WHAT TO PRODUCE
In your copy, reproduce the entries exactly as they are, minus the images.

==== SOURCE RECORDS ====

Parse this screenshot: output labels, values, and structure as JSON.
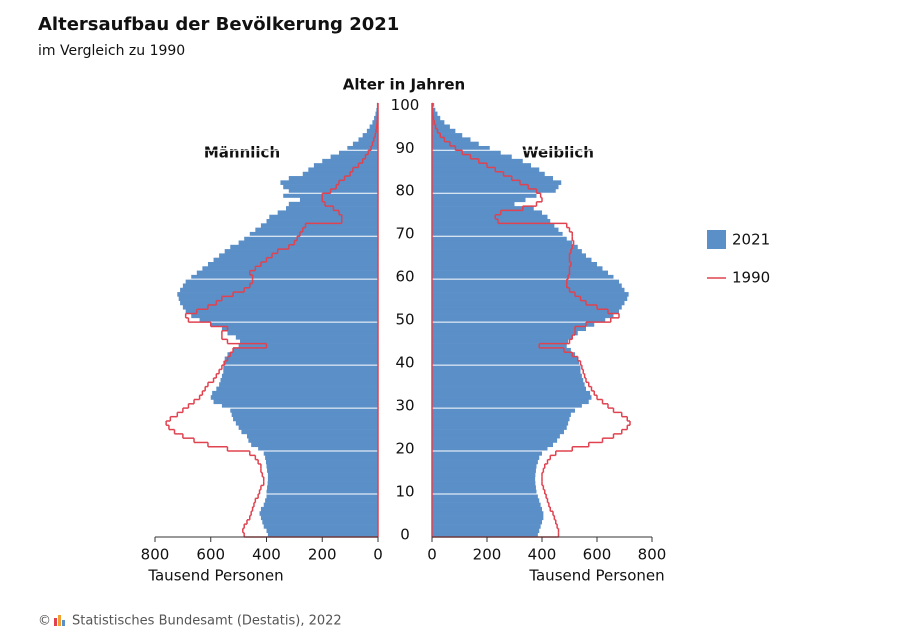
{
  "chart_data": {
    "type": "pyramid",
    "title": "Altersaufbau der Bevölkerung 2021",
    "subtitle": "im Vergleich zu 1990",
    "y_label": "Alter in Jahren",
    "x_label": "Tausend Personen",
    "left_label": "Männlich",
    "right_label": "Weiblich",
    "source_symbol": "©",
    "source": "Statistisches Bundesamt (Destatis), 2022",
    "ylim": [
      0,
      101
    ],
    "yticks": [
      0,
      10,
      20,
      30,
      40,
      50,
      60,
      70,
      80,
      90,
      100
    ],
    "xlim": [
      0,
      800
    ],
    "xticks": [
      0,
      200,
      400,
      600,
      800
    ],
    "grid": true,
    "legend": "right",
    "series": [
      {
        "name": "2021",
        "color": "#5b8fc8",
        "style": "bar",
        "male": [
          395,
          400,
          410,
          415,
          420,
          425,
          420,
          410,
          405,
          400,
          400,
          398,
          396,
          395,
          395,
          398,
          400,
          402,
          405,
          410,
          430,
          455,
          465,
          470,
          490,
          500,
          510,
          520,
          525,
          530,
          560,
          590,
          600,
          595,
          580,
          570,
          565,
          560,
          555,
          555,
          555,
          550,
          540,
          520,
          500,
          495,
          510,
          540,
          560,
          600,
          640,
          670,
          690,
          700,
          710,
          715,
          720,
          710,
          700,
          690,
          670,
          650,
          630,
          610,
          590,
          570,
          550,
          530,
          500,
          480,
          460,
          440,
          420,
          400,
          390,
          360,
          330,
          320,
          280,
          340,
          320,
          340,
          350,
          320,
          270,
          250,
          230,
          200,
          170,
          140,
          110,
          90,
          70,
          55,
          40,
          30,
          20,
          14,
          9,
          6,
          4
        ],
        "female": [
          385,
          390,
          395,
          400,
          405,
          405,
          400,
          395,
          390,
          385,
          380,
          378,
          376,
          375,
          376,
          378,
          380,
          385,
          390,
          400,
          420,
          440,
          455,
          465,
          480,
          490,
          495,
          500,
          505,
          520,
          545,
          570,
          580,
          575,
          560,
          555,
          550,
          545,
          540,
          540,
          535,
          530,
          520,
          505,
          490,
          495,
          510,
          530,
          560,
          590,
          630,
          660,
          680,
          690,
          700,
          710,
          715,
          700,
          690,
          680,
          660,
          640,
          620,
          600,
          580,
          560,
          545,
          530,
          510,
          490,
          475,
          460,
          445,
          430,
          420,
          400,
          370,
          300,
          340,
          380,
          450,
          460,
          470,
          440,
          410,
          390,
          360,
          330,
          290,
          250,
          210,
          170,
          140,
          110,
          85,
          65,
          45,
          30,
          20,
          12,
          8
        ]
      },
      {
        "name": "1990",
        "color": "#e0424f",
        "style": "step",
        "male": [
          480,
          485,
          480,
          470,
          460,
          455,
          450,
          445,
          440,
          430,
          425,
          420,
          410,
          410,
          415,
          420,
          420,
          430,
          440,
          460,
          540,
          610,
          660,
          700,
          730,
          750,
          760,
          745,
          720,
          700,
          680,
          660,
          640,
          630,
          620,
          610,
          590,
          580,
          570,
          560,
          550,
          540,
          530,
          520,
          400,
          540,
          560,
          560,
          540,
          600,
          680,
          690,
          650,
          610,
          580,
          560,
          520,
          480,
          460,
          450,
          450,
          460,
          440,
          420,
          400,
          380,
          360,
          320,
          300,
          290,
          280,
          270,
          260,
          130,
          130,
          140,
          160,
          190,
          200,
          200,
          170,
          150,
          140,
          120,
          100,
          90,
          70,
          55,
          45,
          35,
          25,
          20,
          15,
          10,
          7,
          5,
          3,
          2,
          1,
          1,
          1
        ],
        "female": [
          460,
          460,
          455,
          450,
          445,
          440,
          430,
          425,
          420,
          415,
          410,
          405,
          400,
          400,
          400,
          405,
          410,
          420,
          430,
          450,
          510,
          570,
          620,
          660,
          690,
          710,
          720,
          710,
          690,
          660,
          640,
          620,
          600,
          590,
          580,
          570,
          560,
          555,
          550,
          545,
          540,
          530,
          510,
          480,
          390,
          500,
          510,
          520,
          520,
          560,
          650,
          680,
          640,
          600,
          560,
          540,
          520,
          500,
          490,
          490,
          495,
          500,
          500,
          505,
          500,
          500,
          505,
          510,
          515,
          510,
          510,
          500,
          490,
          240,
          230,
          250,
          330,
          380,
          400,
          395,
          380,
          350,
          320,
          290,
          260,
          230,
          200,
          170,
          140,
          110,
          85,
          65,
          45,
          30,
          20,
          13,
          8,
          5,
          3,
          2,
          1
        ]
      }
    ]
  }
}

====

ANSWER FOR THE TASK
Parse this screenshot: output labels, values, and structure as JSON.
{
  "chart_data": {
    "type": "pyramid",
    "title": "Altersaufbau der Bevölkerung 2021",
    "subtitle": "im Vergleich zu 1990",
    "y_label": "Alter in Jahren",
    "x_label": "Tausend Personen",
    "left_label": "Männlich",
    "right_label": "Weiblich",
    "source_symbol": "©",
    "source": "Statistisches Bundesamt (Destatis), 2022",
    "ylim": [
      0,
      101
    ],
    "yticks": [
      0,
      10,
      20,
      30,
      40,
      50,
      60,
      70,
      80,
      90,
      100
    ],
    "xlim": [
      0,
      800
    ],
    "xticks": [
      0,
      200,
      400,
      600,
      800
    ],
    "grid": true,
    "legend": "right",
    "series": [
      {
        "name": "2021",
        "color": "#5b8fc8",
        "style": "bar",
        "male": [
          395,
          400,
          410,
          415,
          420,
          425,
          420,
          410,
          405,
          400,
          400,
          398,
          396,
          395,
          395,
          398,
          400,
          402,
          405,
          410,
          430,
          455,
          465,
          470,
          490,
          500,
          510,
          520,
          525,
          530,
          560,
          590,
          600,
          595,
          580,
          570,
          565,
          560,
          555,
          555,
          555,
          550,
          540,
          520,
          500,
          495,
          510,
          540,
          560,
          600,
          640,
          670,
          690,
          700,
          710,
          715,
          720,
          710,
          700,
          690,
          670,
          650,
          630,
          610,
          590,
          570,
          550,
          530,
          500,
          480,
          460,
          440,
          420,
          400,
          390,
          360,
          330,
          320,
          280,
          340,
          320,
          340,
          350,
          320,
          270,
          250,
          230,
          200,
          170,
          140,
          110,
          90,
          70,
          55,
          40,
          30,
          20,
          14,
          9,
          6,
          4
        ],
        "female": [
          385,
          390,
          395,
          400,
          405,
          405,
          400,
          395,
          390,
          385,
          380,
          378,
          376,
          375,
          376,
          378,
          380,
          385,
          390,
          400,
          420,
          440,
          455,
          465,
          480,
          490,
          495,
          500,
          505,
          520,
          545,
          570,
          580,
          575,
          560,
          555,
          550,
          545,
          540,
          540,
          535,
          530,
          520,
          505,
          490,
          495,
          510,
          530,
          560,
          590,
          630,
          660,
          680,
          690,
          700,
          710,
          715,
          700,
          690,
          680,
          660,
          640,
          620,
          600,
          580,
          560,
          545,
          530,
          510,
          490,
          475,
          460,
          445,
          430,
          420,
          400,
          370,
          300,
          340,
          380,
          450,
          460,
          470,
          440,
          410,
          390,
          360,
          330,
          290,
          250,
          210,
          170,
          140,
          110,
          85,
          65,
          45,
          30,
          20,
          12,
          8
        ]
      },
      {
        "name": "1990",
        "color": "#e0424f",
        "style": "step",
        "male": [
          480,
          485,
          480,
          470,
          460,
          455,
          450,
          445,
          440,
          430,
          425,
          420,
          410,
          410,
          415,
          420,
          420,
          430,
          440,
          460,
          540,
          610,
          660,
          700,
          730,
          750,
          760,
          745,
          720,
          700,
          680,
          660,
          640,
          630,
          620,
          610,
          590,
          580,
          570,
          560,
          550,
          540,
          530,
          520,
          400,
          540,
          560,
          560,
          540,
          600,
          680,
          690,
          650,
          610,
          580,
          560,
          520,
          480,
          460,
          450,
          450,
          460,
          440,
          420,
          400,
          380,
          360,
          320,
          300,
          290,
          280,
          270,
          260,
          130,
          130,
          140,
          160,
          190,
          200,
          200,
          170,
          150,
          140,
          120,
          100,
          90,
          70,
          55,
          45,
          35,
          25,
          20,
          15,
          10,
          7,
          5,
          3,
          2,
          1,
          1,
          1
        ],
        "female": [
          460,
          460,
          455,
          450,
          445,
          440,
          430,
          425,
          420,
          415,
          410,
          405,
          400,
          400,
          400,
          405,
          410,
          420,
          430,
          450,
          510,
          570,
          620,
          660,
          690,
          710,
          720,
          710,
          690,
          660,
          640,
          620,
          600,
          590,
          580,
          570,
          560,
          555,
          550,
          545,
          540,
          530,
          510,
          480,
          390,
          500,
          510,
          520,
          520,
          560,
          650,
          680,
          640,
          600,
          560,
          540,
          520,
          500,
          490,
          490,
          495,
          500,
          500,
          505,
          500,
          500,
          505,
          510,
          515,
          510,
          510,
          500,
          490,
          240,
          230,
          250,
          330,
          380,
          400,
          395,
          380,
          350,
          320,
          290,
          260,
          230,
          200,
          170,
          140,
          110,
          85,
          65,
          45,
          30,
          20,
          13,
          8,
          5,
          3,
          2,
          1
        ]
      }
    ]
  }
}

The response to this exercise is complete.